## Written task
Without the pictures, copy the entries below word for word.

(Dataset entries)
▼▼▼
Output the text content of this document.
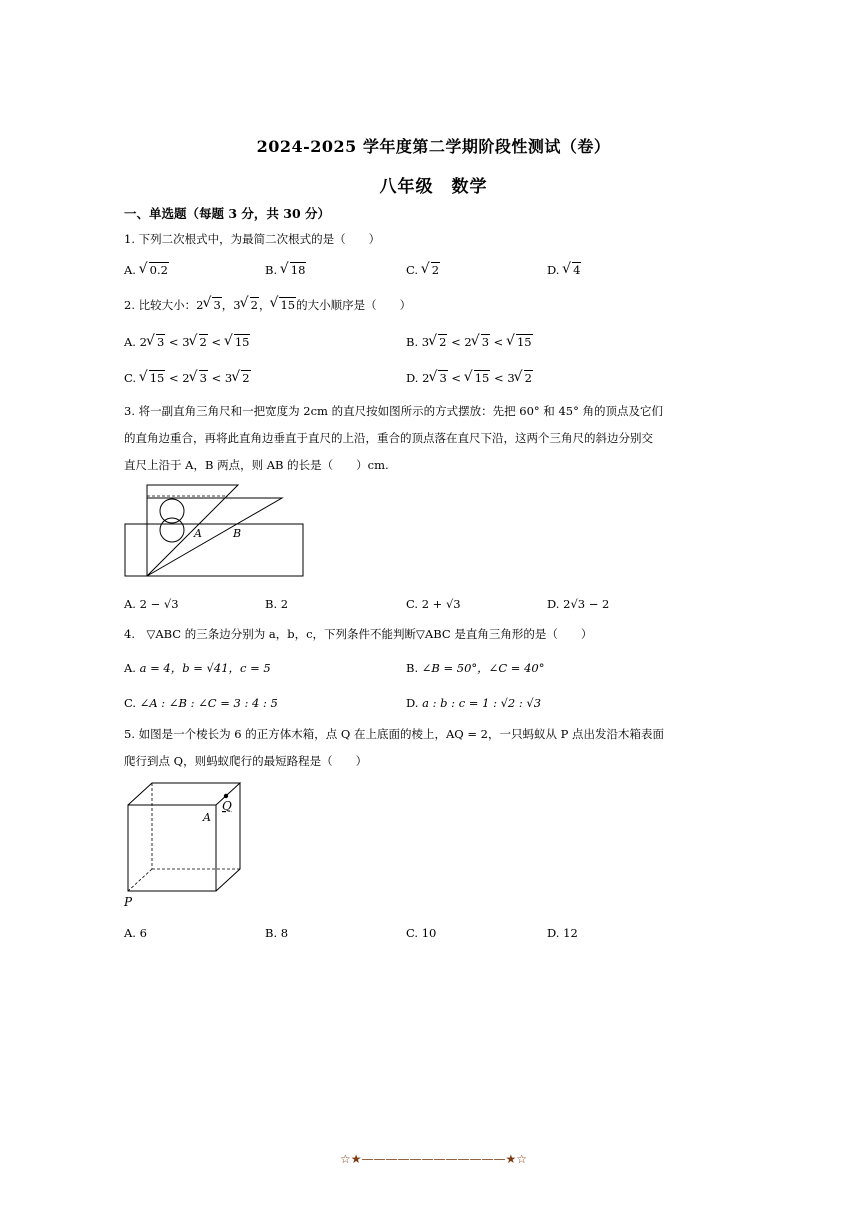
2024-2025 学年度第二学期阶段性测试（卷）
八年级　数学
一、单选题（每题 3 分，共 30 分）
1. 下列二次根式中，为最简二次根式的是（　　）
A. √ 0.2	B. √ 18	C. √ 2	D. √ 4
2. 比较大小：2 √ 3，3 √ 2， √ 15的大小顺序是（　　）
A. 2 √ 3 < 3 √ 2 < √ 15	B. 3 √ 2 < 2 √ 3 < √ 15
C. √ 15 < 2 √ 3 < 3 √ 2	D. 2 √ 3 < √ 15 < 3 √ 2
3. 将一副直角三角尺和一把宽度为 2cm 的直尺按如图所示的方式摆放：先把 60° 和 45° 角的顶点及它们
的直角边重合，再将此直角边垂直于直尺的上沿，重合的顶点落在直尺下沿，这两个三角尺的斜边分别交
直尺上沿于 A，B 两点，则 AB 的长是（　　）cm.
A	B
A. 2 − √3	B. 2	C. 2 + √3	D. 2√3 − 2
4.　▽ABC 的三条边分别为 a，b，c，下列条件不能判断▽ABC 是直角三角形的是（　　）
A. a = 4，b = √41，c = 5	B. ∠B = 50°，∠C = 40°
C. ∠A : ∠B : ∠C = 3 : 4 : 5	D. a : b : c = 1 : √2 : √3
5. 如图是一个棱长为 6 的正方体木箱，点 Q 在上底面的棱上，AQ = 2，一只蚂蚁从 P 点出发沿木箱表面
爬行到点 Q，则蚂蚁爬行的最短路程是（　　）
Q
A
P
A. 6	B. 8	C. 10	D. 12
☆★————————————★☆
▲▲▲
## Final result
Output the text content of this document.
2024-2025 学年度第二学期阶段性测试（卷）
八年级　数学
一、单选题（每题 3 分，共 30 分）
1. 下列二次根式中，为最简二次根式的是（　　）
A. √ 0.2	B. √ 18	C. √ 2	D. √ 4
2. 比较大小：2 √ 3，3 √ 2， √ 15的大小顺序是（　　）
A. 2 √ 3 < 3 √ 2 < √ 15	B. 3 √ 2 < 2 √ 3 < √ 15
C. √ 15 < 2 √ 3 < 3 √ 2	D. 2 √ 3 < √ 15 < 3 √ 2
3. 将一副直角三角尺和一把宽度为 2cm 的直尺按如图所示的方式摆放：先把 60° 和 45° 角的顶点及它们
的直角边重合，再将此直角边垂直于直尺的上沿，重合的顶点落在直尺下沿，这两个三角尺的斜边分别交
直尺上沿于 A，B 两点，则 AB 的长是（　　）cm.
A	B
A. 2 − √3	B. 2	C. 2 + √3	D. 2√3 − 2
4.　▽ABC 的三条边分别为 a，b，c，下列条件不能判断▽ABC 是直角三角形的是（　　）
A. a = 4，b = √41，c = 5	B. ∠B = 50°，∠C = 40°
C. ∠A : ∠B : ∠C = 3 : 4 : 5	D. a : b : c = 1 : √2 : √3
5. 如图是一个棱长为 6 的正方体木箱，点 Q 在上底面的棱上，AQ = 2，一只蚂蚁从 P 点出发沿木箱表面
爬行到点 Q，则蚂蚁爬行的最短路程是（　　）
Q
A
P
A. 6	B. 8	C. 10	D. 12
☆★————————————★☆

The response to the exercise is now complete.